──────── Entries provided ────────

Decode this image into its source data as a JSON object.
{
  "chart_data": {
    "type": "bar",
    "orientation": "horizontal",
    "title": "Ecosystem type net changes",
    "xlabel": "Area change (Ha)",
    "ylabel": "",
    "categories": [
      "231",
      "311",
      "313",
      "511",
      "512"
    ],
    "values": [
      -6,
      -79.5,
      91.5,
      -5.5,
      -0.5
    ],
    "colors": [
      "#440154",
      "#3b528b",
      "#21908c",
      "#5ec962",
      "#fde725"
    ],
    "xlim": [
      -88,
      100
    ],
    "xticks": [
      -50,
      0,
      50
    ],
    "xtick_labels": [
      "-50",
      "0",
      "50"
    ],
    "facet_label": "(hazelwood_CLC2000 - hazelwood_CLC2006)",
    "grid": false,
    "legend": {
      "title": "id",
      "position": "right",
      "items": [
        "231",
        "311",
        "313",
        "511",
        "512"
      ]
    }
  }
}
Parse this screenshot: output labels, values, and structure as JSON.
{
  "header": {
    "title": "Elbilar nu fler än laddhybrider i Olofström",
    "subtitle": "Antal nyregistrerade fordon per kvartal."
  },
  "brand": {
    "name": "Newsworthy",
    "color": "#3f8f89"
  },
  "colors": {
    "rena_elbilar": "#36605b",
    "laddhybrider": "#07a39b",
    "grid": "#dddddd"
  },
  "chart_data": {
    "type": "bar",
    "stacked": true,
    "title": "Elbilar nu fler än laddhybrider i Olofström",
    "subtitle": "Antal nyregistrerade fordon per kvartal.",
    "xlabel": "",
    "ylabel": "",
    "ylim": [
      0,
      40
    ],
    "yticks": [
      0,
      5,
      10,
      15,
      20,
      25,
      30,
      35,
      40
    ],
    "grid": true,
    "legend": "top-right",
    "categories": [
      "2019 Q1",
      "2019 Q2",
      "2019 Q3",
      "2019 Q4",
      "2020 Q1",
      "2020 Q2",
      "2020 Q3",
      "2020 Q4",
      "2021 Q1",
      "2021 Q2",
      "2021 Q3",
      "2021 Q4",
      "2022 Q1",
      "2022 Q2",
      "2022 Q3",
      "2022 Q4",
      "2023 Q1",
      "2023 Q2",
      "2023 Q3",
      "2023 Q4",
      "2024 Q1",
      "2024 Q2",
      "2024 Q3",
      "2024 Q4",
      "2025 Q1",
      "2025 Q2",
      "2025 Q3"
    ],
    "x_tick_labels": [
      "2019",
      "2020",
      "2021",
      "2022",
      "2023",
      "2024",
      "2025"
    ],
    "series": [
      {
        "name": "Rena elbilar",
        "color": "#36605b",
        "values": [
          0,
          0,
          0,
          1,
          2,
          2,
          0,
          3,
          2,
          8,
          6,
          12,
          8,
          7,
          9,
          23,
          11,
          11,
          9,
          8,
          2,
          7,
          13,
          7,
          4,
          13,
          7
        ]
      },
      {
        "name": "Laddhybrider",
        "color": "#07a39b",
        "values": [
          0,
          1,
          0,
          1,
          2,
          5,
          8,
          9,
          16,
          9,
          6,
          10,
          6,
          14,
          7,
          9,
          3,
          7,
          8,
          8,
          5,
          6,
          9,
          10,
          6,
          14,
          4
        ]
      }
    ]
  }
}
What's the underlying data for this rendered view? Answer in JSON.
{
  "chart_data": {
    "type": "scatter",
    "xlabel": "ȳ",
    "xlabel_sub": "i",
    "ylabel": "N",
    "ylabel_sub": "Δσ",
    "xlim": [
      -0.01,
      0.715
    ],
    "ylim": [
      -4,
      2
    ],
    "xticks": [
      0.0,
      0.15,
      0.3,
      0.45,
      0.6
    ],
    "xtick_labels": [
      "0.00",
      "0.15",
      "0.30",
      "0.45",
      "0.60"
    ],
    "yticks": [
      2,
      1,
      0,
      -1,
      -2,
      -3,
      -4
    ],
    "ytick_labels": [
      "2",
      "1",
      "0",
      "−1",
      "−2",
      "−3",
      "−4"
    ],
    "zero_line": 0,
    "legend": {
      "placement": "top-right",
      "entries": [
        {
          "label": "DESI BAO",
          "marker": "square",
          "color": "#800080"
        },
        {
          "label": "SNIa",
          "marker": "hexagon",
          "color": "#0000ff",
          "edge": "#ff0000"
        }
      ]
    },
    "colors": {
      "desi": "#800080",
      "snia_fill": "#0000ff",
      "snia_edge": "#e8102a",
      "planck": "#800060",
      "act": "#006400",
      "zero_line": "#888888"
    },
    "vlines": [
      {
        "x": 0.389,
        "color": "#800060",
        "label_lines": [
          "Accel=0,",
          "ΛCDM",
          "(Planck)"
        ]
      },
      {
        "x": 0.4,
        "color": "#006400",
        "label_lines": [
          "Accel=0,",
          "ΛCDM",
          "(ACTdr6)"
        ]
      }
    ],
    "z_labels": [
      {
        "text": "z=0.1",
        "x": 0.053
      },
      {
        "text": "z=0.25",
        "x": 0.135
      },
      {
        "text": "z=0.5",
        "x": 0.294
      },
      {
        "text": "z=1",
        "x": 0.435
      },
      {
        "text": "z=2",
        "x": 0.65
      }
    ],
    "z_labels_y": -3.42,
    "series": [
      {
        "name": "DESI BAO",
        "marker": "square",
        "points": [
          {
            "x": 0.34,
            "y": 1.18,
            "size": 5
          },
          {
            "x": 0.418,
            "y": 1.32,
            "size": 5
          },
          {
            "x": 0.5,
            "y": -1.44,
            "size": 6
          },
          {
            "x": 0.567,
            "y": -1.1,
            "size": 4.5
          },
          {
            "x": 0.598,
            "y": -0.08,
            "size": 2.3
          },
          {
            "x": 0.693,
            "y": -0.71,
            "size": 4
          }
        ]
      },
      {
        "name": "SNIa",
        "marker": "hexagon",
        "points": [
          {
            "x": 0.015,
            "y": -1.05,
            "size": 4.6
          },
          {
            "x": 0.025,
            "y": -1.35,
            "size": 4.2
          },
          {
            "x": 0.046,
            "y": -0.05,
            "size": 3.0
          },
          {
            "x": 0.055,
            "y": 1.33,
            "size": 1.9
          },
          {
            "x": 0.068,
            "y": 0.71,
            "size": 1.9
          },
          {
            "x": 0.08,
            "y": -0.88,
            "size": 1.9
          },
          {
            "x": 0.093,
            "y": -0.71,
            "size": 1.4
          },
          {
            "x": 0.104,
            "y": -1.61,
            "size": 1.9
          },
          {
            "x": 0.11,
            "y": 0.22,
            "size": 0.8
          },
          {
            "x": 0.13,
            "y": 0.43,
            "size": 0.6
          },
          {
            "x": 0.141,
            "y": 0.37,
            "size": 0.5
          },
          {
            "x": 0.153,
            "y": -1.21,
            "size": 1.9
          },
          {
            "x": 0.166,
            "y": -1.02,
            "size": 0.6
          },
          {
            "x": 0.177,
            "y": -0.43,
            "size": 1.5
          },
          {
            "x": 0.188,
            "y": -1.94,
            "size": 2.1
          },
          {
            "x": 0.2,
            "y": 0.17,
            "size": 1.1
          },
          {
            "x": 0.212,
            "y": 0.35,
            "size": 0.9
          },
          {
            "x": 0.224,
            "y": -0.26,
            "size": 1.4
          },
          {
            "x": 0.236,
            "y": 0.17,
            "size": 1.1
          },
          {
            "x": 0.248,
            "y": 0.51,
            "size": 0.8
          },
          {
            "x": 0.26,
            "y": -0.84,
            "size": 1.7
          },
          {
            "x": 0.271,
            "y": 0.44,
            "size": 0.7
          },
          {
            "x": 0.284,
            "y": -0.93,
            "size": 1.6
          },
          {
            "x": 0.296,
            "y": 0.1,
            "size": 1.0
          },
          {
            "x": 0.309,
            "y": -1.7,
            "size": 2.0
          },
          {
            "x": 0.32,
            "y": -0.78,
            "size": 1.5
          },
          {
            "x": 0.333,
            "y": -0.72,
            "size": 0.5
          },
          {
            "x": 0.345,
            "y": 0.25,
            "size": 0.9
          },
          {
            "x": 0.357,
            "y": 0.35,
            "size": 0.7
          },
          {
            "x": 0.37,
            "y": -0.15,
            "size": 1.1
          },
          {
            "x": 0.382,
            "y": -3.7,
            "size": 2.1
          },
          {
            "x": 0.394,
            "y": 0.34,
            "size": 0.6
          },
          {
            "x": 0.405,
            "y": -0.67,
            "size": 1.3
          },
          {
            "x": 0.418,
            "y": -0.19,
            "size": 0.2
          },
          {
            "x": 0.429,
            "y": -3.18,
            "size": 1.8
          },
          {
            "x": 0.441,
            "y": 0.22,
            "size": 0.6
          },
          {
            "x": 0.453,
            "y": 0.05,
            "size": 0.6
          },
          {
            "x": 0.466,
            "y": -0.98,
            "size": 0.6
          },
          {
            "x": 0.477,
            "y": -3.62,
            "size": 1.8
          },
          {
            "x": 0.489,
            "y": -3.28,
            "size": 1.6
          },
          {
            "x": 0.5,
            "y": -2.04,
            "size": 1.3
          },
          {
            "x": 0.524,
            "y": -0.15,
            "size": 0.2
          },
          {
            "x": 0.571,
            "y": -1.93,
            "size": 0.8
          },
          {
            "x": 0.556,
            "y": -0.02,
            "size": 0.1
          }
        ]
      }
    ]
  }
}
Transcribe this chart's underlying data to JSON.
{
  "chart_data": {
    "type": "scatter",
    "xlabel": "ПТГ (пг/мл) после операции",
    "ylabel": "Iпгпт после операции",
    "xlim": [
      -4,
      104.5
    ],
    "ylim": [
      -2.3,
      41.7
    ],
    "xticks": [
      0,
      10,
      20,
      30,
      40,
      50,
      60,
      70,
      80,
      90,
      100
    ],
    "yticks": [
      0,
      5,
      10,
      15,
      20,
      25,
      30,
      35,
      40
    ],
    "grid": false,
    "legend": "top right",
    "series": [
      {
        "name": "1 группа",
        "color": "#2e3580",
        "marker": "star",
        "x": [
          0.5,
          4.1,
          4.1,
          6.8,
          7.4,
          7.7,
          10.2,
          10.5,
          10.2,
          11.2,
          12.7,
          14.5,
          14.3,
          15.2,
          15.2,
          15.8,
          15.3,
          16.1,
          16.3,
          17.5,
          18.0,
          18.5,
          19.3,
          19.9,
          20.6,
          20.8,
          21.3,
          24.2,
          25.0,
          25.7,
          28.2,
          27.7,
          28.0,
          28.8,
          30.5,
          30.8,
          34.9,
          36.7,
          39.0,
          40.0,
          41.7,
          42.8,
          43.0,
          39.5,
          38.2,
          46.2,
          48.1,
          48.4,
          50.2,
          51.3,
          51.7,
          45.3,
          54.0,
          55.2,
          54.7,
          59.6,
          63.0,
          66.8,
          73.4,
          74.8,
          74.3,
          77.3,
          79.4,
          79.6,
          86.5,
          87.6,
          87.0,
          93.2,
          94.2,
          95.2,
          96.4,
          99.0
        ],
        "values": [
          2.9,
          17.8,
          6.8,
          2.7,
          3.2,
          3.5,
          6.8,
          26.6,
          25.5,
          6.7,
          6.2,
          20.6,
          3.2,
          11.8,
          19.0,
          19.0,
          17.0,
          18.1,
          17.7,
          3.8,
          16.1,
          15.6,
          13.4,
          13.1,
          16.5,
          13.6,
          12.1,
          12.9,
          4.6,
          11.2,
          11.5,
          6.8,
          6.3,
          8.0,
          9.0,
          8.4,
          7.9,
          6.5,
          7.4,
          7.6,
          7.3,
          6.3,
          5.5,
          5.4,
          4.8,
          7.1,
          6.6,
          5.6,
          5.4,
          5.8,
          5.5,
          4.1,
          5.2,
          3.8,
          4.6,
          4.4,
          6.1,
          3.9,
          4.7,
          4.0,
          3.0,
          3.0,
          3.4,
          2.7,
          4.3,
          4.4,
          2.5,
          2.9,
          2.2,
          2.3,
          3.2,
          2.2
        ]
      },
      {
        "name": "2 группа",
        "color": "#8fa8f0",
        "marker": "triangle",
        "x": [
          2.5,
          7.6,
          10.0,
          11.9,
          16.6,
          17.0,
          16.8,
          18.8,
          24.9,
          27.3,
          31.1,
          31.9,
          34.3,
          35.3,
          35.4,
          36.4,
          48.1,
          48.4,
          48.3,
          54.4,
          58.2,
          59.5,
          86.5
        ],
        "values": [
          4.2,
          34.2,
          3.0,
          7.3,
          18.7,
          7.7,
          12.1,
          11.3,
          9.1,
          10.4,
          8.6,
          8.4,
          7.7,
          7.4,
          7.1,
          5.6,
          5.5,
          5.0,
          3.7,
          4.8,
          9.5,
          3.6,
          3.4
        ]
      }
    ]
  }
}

────────

● What needs to be done: List each line holding the string "right".

● Finished exercise:
      "position": "right",
    "legend": "top-right",
      "placement": "top-right",
    "legend": "top right",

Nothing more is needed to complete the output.